[Task description]
Continue the news report on the EU's plan to sanction Russian disinformation, starting right after its last sentence.

EU proposes measures to punish Russia's 'information war'

March 8, 2022

The EU executive has said it will set out a new mechanism to punish disinformation. The bloc's top diplomat cited what he said were lies intentionally spread by Russian state-owned media.

https://p.dw.com/p/48A8q
Borrell said the Russian outlets were 'bombing people's minds'
Borrell said the Russian outlets were 'bombing people's minds'Image: Zoonar/picture alliance

The EU's foreign policy chief, Josep Borrell, told the European Parliament it should be possible to freeze assets and ban travel to the bloc of anyone deemed responsible with disinformation campaigns.

The aim, he said, was to highlight such abuses and attempts to mislead as Russia's onslaught against Ukraine continues.

What did Borrell say about Russian disinformation?

"I will propose a new mechanism that will allow us to sanction those malign disinformation actors," Borrell said.

He explained he was not trying to define what was true or false in news but to protect against the manipulation of societies.

Borrell specifically referred to the Russian state-owned television network Russia Today and news agency Sputnik.

[Information shown]
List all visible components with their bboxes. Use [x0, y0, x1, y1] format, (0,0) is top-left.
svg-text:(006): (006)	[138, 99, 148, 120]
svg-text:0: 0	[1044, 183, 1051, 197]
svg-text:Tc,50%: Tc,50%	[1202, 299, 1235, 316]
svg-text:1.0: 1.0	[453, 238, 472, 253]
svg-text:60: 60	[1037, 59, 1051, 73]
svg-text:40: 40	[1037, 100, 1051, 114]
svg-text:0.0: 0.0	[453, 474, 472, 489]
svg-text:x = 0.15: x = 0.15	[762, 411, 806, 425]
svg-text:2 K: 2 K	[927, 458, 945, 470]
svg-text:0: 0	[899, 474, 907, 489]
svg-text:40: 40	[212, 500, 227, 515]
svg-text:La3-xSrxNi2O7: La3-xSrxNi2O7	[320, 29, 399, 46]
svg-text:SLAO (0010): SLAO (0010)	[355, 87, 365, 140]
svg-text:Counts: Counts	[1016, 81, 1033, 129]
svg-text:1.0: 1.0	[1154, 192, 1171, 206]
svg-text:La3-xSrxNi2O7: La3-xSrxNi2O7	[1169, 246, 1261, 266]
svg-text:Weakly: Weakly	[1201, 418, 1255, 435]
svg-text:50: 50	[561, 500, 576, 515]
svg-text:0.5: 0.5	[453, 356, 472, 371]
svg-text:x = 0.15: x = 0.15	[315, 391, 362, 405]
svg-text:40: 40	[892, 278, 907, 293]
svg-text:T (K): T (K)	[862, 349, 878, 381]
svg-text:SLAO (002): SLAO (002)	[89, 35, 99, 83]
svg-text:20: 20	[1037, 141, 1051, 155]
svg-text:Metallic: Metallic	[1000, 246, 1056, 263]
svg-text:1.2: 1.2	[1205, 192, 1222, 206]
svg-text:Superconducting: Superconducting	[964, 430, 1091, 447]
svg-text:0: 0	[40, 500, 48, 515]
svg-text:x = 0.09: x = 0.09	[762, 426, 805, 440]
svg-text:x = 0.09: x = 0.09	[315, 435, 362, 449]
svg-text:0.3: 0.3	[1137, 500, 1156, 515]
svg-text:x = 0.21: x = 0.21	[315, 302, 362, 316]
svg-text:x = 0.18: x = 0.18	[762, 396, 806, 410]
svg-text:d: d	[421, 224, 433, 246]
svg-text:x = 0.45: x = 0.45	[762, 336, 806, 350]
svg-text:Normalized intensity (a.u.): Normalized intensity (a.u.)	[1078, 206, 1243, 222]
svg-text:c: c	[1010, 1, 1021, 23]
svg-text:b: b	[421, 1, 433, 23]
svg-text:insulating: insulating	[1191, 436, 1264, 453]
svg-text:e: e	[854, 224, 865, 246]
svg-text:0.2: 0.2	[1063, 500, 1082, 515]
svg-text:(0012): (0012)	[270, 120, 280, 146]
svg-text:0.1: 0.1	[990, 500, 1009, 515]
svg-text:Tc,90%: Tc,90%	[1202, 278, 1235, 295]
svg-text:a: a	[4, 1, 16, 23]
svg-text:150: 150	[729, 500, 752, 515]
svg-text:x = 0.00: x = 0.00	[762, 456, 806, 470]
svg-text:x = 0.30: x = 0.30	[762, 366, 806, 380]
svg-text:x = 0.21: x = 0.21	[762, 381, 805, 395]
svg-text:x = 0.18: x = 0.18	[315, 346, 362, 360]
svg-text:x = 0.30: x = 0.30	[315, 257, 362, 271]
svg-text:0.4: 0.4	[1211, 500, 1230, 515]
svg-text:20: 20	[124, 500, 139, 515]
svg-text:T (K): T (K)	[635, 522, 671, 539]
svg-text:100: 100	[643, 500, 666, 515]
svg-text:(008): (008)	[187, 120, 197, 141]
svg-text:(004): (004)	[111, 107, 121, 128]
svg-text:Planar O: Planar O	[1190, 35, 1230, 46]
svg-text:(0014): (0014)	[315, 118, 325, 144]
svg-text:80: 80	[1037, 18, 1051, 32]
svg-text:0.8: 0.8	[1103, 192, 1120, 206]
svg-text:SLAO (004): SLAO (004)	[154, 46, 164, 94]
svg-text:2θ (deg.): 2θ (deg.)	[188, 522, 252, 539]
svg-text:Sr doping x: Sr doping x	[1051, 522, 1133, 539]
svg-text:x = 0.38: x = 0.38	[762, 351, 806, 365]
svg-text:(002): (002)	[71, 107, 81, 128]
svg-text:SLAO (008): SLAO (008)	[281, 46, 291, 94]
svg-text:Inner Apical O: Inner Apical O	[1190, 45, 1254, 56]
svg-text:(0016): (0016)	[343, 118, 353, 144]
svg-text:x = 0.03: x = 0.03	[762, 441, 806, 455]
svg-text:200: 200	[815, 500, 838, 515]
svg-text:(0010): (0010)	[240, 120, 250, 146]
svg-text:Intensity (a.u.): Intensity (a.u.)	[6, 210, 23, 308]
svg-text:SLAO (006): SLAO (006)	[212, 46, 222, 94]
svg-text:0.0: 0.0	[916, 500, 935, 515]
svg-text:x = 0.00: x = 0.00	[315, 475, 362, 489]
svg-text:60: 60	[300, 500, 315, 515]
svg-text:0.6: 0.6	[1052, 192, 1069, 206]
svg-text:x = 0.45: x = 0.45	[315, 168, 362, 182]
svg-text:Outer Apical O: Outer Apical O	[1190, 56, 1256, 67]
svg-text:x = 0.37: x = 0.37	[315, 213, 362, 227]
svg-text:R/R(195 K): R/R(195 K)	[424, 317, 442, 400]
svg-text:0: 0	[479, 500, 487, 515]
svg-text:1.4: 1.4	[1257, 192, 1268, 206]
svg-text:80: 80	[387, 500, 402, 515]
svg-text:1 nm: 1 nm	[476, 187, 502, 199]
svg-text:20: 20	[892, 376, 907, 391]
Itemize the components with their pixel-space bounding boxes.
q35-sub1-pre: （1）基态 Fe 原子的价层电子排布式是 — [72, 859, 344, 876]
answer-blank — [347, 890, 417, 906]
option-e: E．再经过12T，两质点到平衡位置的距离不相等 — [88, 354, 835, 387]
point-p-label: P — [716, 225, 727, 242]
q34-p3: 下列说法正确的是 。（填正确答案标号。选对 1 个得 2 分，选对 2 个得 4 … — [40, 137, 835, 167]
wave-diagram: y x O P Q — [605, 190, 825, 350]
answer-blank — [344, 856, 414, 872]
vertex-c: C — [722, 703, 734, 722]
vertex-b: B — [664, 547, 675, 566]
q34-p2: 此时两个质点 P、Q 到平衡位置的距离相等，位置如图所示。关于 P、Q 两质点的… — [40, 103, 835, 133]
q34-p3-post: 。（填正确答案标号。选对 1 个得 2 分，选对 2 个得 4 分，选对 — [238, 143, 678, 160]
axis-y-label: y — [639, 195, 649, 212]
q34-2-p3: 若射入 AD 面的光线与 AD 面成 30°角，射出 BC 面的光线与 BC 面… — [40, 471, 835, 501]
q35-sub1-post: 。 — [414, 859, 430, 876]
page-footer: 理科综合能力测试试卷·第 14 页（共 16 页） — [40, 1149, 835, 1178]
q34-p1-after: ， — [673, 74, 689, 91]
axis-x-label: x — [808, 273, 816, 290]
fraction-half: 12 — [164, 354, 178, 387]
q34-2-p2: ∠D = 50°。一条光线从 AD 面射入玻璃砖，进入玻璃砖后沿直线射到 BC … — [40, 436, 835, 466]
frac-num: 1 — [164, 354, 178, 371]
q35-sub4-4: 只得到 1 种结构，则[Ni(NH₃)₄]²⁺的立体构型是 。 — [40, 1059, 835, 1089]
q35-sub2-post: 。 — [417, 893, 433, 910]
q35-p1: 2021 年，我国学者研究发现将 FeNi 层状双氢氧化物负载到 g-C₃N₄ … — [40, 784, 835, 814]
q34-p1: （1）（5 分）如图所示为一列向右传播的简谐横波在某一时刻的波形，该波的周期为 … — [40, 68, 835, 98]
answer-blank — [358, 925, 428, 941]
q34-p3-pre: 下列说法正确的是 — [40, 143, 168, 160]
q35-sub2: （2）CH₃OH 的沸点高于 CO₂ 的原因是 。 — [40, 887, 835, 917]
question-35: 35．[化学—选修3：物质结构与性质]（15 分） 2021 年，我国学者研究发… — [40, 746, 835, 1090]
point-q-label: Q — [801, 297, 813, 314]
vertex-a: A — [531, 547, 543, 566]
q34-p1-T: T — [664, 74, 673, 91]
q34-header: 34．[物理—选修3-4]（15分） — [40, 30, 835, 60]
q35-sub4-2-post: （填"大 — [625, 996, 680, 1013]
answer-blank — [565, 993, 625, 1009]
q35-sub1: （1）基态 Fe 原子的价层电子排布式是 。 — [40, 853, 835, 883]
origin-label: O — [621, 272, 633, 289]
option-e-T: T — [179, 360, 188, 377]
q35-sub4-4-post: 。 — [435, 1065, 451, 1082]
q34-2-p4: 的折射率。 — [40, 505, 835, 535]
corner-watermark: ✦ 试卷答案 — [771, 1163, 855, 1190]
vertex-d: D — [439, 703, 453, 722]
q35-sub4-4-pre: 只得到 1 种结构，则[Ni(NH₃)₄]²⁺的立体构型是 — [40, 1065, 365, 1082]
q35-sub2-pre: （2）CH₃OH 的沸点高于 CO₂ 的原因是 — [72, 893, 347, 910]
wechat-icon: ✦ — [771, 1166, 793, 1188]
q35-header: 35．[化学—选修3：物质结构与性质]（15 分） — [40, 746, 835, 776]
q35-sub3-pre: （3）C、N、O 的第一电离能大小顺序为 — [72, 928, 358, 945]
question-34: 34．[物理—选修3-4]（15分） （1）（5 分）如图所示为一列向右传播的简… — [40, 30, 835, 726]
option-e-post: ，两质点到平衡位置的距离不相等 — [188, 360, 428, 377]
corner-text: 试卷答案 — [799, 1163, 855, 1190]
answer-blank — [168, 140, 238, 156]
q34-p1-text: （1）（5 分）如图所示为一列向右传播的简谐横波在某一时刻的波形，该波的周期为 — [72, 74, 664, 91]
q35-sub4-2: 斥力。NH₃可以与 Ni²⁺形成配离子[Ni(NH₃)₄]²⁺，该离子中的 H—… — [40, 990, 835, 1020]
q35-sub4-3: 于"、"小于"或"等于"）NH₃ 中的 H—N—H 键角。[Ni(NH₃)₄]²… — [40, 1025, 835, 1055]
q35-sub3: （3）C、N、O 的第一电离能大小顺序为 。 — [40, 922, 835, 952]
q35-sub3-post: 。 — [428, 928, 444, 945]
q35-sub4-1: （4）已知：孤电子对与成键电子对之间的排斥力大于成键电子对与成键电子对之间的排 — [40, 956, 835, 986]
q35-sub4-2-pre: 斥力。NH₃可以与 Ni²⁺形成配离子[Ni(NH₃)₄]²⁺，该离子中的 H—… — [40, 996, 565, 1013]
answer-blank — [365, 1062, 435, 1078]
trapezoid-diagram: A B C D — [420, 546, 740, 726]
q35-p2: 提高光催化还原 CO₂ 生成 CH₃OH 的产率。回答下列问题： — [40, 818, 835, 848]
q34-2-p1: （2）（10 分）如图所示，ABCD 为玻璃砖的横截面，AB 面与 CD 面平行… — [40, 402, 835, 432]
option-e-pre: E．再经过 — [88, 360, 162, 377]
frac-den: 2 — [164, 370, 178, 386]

[Answer below]
"They are not independent media, they are assets, they are weapons, in the Kremlin's manipulation ecosystem," Borrell told lawmakers. "We are not trying to decide what is true and what is false. We don't have ministers of the Truth. But we have to focus on foreign actors who intentionally, in a coordinated manner, try to manipulate our information environment."

Russian shelling, refugee exodus continue

While the channels are already blocked in the EU, Borrell said the new measures could see them sanctioned further for their wider actions.

He described them as examples of "instruments to push this narrative to manipulate and mislead" Russian people over President Vladimir Putin's invasion.

Moscow was not just bombing houses and infrastructure in Ukraine, Borrell said, but also targeting Russians with fake news and disinformation.

"They are bombing their minds," he said.

The proposal, about which Borrell gave no details on timing, comes after European Commission President Ursula von Der Leyen said the EU will ban the channels.

It would entail various EU governments agreeing on the names to target and drawing up legal acts.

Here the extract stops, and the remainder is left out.